Output all the entries word for word. Omit the pictures.

** START OF Input material **

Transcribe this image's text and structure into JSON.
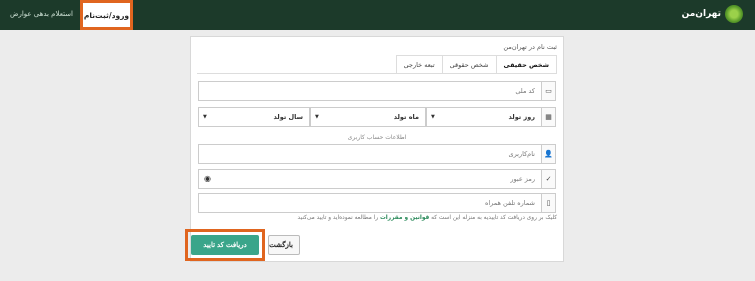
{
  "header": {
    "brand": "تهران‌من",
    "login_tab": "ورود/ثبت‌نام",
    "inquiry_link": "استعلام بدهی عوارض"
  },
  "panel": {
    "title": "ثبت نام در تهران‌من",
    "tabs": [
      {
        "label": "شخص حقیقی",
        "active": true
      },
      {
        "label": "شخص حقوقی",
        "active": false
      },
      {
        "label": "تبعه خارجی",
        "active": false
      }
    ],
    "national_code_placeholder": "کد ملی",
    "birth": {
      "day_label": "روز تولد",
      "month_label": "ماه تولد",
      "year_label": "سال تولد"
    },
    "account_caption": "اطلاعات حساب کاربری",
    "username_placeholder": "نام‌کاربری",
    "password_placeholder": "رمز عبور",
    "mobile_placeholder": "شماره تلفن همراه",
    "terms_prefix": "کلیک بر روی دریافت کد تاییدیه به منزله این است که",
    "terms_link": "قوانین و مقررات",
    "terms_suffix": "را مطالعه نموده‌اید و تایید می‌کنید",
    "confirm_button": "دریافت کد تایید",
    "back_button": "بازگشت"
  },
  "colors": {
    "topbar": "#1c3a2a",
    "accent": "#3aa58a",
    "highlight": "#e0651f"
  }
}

** END OF Input material **

Result of the task:
Transcribe this image's text and structure into JSON.
{
  "header": {
    "brand": "تهران‌من",
    "login_tab": "ورود/ثبت‌نام",
    "inquiry_link": "استعلام بدهی عوارض"
  },
  "panel": {
    "title": "ثبت نام در تهران‌من",
    "tabs": [
      {
        "label": "شخص حقیقی",
        "active": true
      },
      {
        "label": "شخص حقوقی",
        "active": false
      },
      {
        "label": "تبعه خارجی",
        "active": false
      }
    ],
    "national_code_placeholder": "کد ملی",
    "birth": {
      "day_label": "روز تولد",
      "month_label": "ماه تولد",
      "year_label": "سال تولد"
    },
    "account_caption": "اطلاعات حساب کاربری",
    "username_placeholder": "نام‌کاربری",
    "password_placeholder": "رمز عبور",
    "mobile_placeholder": "شماره تلفن همراه",
    "terms_prefix": "کلیک بر روی دریافت کد تاییدیه به منزله این است که",
    "terms_link": "قوانین و مقررات",
    "terms_suffix": "را مطالعه نموده‌اید و تایید می‌کنید",
    "confirm_button": "دریافت کد تایید",
    "back_button": "بازگشت"
  },
  "colors": {
    "topbar": "#1c3a2a",
    "accent": "#3aa58a",
    "highlight": "#e0651f"
  }
}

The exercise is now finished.